Problem requirements. Rewrite the entries below, changing every "legend-label" to "legend-text" and keeping everything else the same. Leave out the pictures.

Dataset entries.
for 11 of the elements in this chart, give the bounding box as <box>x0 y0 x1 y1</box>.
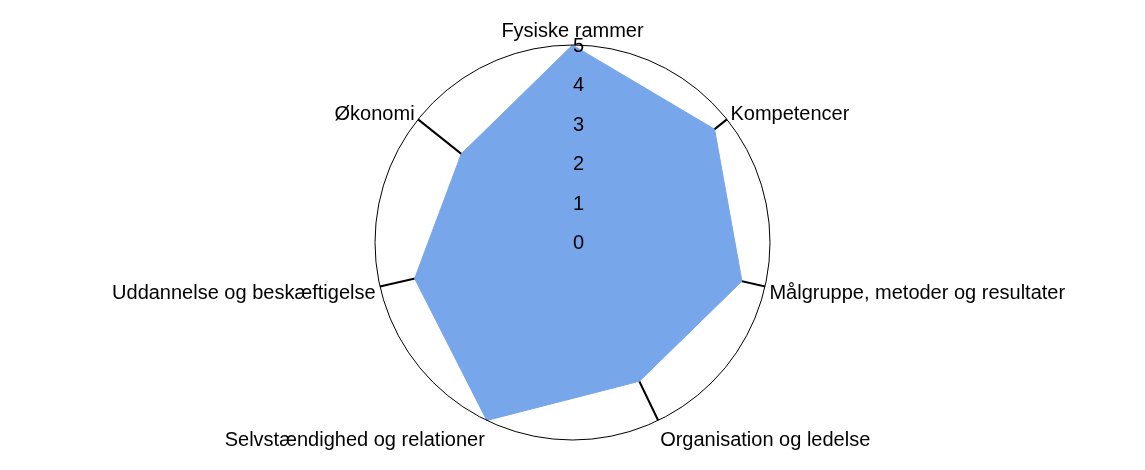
y-tick-label: 3 <box>573 112 585 135</box>
spoke-label: Organisation og ledelse <box>660 427 871 450</box>
spoke-label: Målgruppe, metoder og resultater <box>769 280 1066 303</box>
spoke-label: Økonomi <box>334 101 415 124</box>
y-tick-label: 0 <box>573 231 585 253</box>
spoke-label: Kompetencer <box>730 101 850 124</box>
y-tick-label: 1 <box>573 191 585 214</box>
y-tick-label: 2 <box>573 152 585 174</box>
y-tick-label: 4 <box>573 73 585 95</box>
spoke-label: Selvstændighed og relationer <box>224 427 486 450</box>
spoke-label: Uddannelse og beskæftigelse <box>112 280 376 303</box>
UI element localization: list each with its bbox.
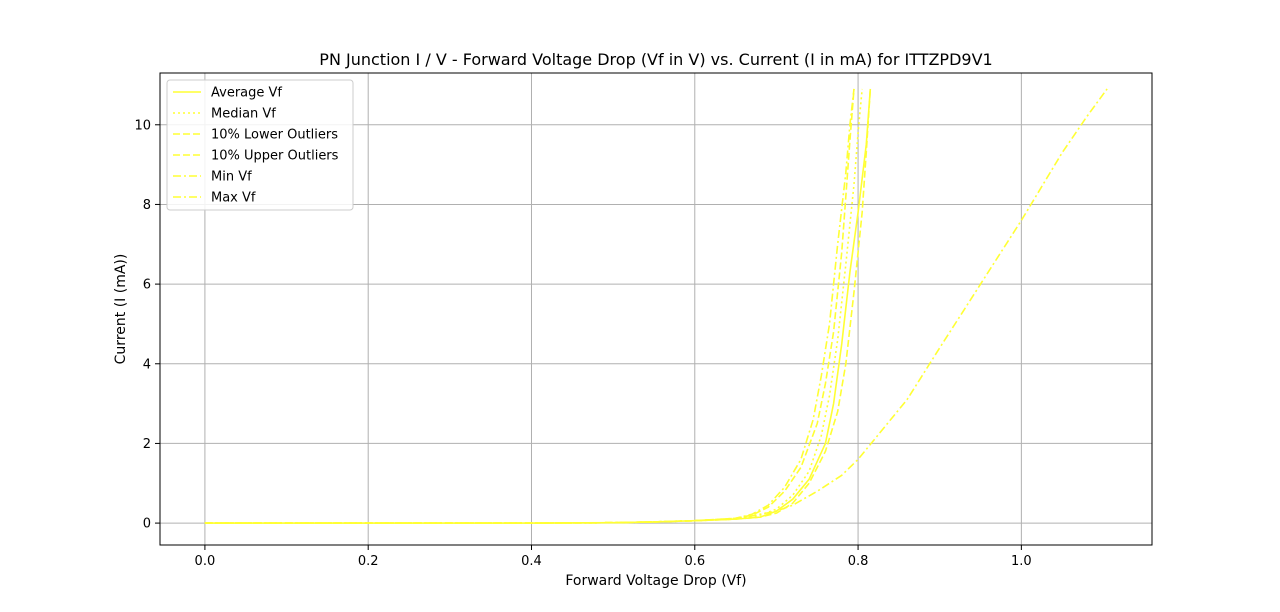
y-tick-label: 8 bbox=[143, 198, 151, 213]
chart-title: PN Junction I / V - Forward Voltage Drop… bbox=[319, 50, 992, 69]
legend-frame bbox=[166, 79, 354, 211]
legend-label: 10% Lower Outliers bbox=[211, 128, 338, 143]
series-line-2 bbox=[204, 88, 863, 524]
y-axis-label: Current (I (mA)) bbox=[113, 254, 129, 365]
legend-label: Average Vf bbox=[211, 86, 282, 101]
x-tick-label: 0.4 bbox=[521, 554, 542, 569]
ticks: 0.0 0.2 0.4 0.6 0.8 1.0 0 2 4 6 8 10 bbox=[134, 118, 1031, 569]
grid bbox=[160, 73, 1152, 545]
y-tick-label: 4 bbox=[143, 357, 151, 372]
legend-label: 10% Upper Outliers bbox=[211, 149, 339, 164]
x-tick-label: 0.6 bbox=[684, 554, 705, 569]
series-line-3 bbox=[204, 88, 855, 524]
legend-label: Min Vf bbox=[211, 170, 252, 185]
series-line-4 bbox=[204, 88, 872, 524]
x-tick-label: 1.0 bbox=[1011, 554, 1032, 569]
plot-frame bbox=[159, 72, 1153, 546]
x-tick-label: 0.2 bbox=[358, 554, 379, 569]
x-tick-label: 0.8 bbox=[848, 554, 869, 569]
x-axis-label: Forward Voltage Drop (Vf) bbox=[565, 573, 746, 589]
legend-label: Max Vf bbox=[211, 191, 256, 206]
y-tick-label: 6 bbox=[143, 278, 151, 293]
legend: Average Vf Median Vf 10% Lower Outliers 10%… bbox=[166, 79, 354, 211]
x-tick-label: 0.0 bbox=[195, 554, 216, 569]
y-tick-label: 2 bbox=[143, 437, 151, 452]
y-tick-label: 0 bbox=[143, 517, 151, 532]
series-line-6 bbox=[204, 88, 1108, 524]
y-tick-label: 10 bbox=[134, 118, 151, 133]
series-layer bbox=[204, 88, 1108, 524]
legend-label: Median Vf bbox=[211, 107, 276, 122]
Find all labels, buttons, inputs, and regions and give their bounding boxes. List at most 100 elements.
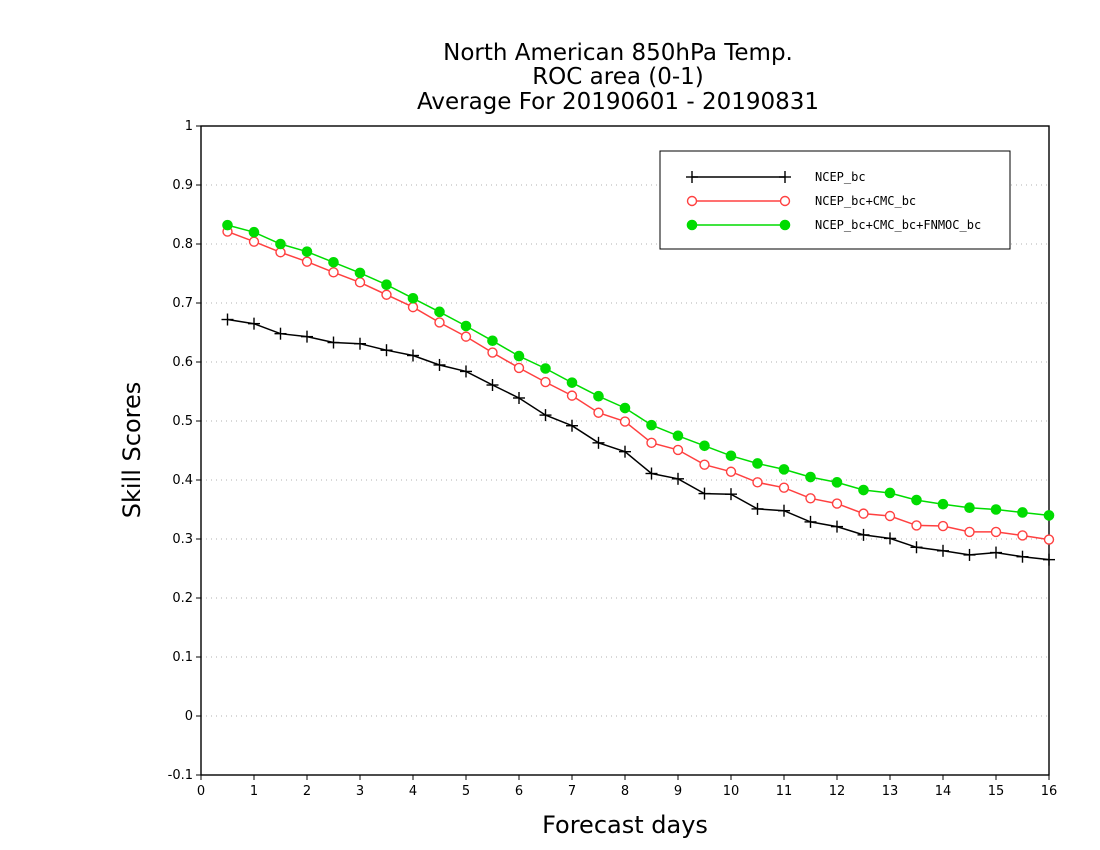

Answer to this problem.
for 11 of the elements in this chart, give the bounding box as <box>x0 y0 x1 y1</box>.
y-tick-label: 3 <box>573 112 585 135</box>
spoke-label: Organisation og ledelse <box>660 427 871 450</box>
spoke-label: Målgruppe, metoder og resultater <box>769 280 1066 303</box>
spoke-label: Økonomi <box>334 101 415 124</box>
y-tick-label: 0 <box>573 231 585 253</box>
spoke-label: Kompetencer <box>730 101 850 124</box>
y-tick-label: 1 <box>573 191 585 214</box>
y-tick-label: 2 <box>573 152 585 174</box>
y-tick-label: 4 <box>573 73 585 95</box>
spoke-label: Selvstændighed og relationer <box>224 427 486 450</box>
spoke-label: Uddannelse og beskæftigelse <box>112 280 376 303</box>
UI element localization: list each with its bbox.
y-tick-label: 8 bbox=[143, 198, 151, 213]
chart-title: PN Junction I / V - Forward Voltage Drop… bbox=[319, 50, 992, 69]
legend-frame bbox=[166, 79, 354, 211]
legend-text: 10% Lower Outliers bbox=[211, 128, 338, 143]
series-line-2 bbox=[204, 88, 863, 524]
y-axis-label: Current (I (mA)) bbox=[113, 254, 129, 365]
legend-text: Average Vf bbox=[211, 86, 282, 101]
x-tick-label: 0.4 bbox=[521, 554, 542, 569]
ticks: 0.0 0.2 0.4 0.6 0.8 1.0 0 2 4 6 8 10 bbox=[134, 118, 1031, 569]
grid bbox=[160, 73, 1152, 545]
y-tick-label: 4 bbox=[143, 357, 151, 372]
legend-text: 10% Upper Outliers bbox=[211, 149, 339, 164]
x-tick-label: 0.6 bbox=[684, 554, 705, 569]
series-line-3 bbox=[204, 88, 855, 524]
legend-text: Min Vf bbox=[211, 170, 252, 185]
series-line-4 bbox=[204, 88, 872, 524]
x-tick-label: 1.0 bbox=[1011, 554, 1032, 569]
plot-frame bbox=[159, 72, 1153, 546]
x-tick-label: 0.2 bbox=[358, 554, 379, 569]
x-tick-label: 0.8 bbox=[848, 554, 869, 569]
x-axis-label: Forward Voltage Drop (Vf) bbox=[565, 573, 746, 589]
legend-text: Max Vf bbox=[211, 191, 256, 206]
y-tick-label: 6 bbox=[143, 278, 151, 293]
legend: Average Vf Median Vf 10% Lower Outliers 10%… bbox=[166, 79, 354, 211]
x-tick-label: 0.0 bbox=[195, 554, 216, 569]
y-tick-label: 2 bbox=[143, 437, 151, 452]
y-tick-label: 0 bbox=[143, 517, 151, 532]
series-line-6 bbox=[204, 88, 1108, 524]
y-tick-label: 10 bbox=[134, 118, 151, 133]
series-layer bbox=[204, 88, 1108, 524]
legend-text: Median Vf bbox=[211, 107, 276, 122]
Find all labels, buttons, inputs, and regions and give their bounding boxes. List at most 100 elements.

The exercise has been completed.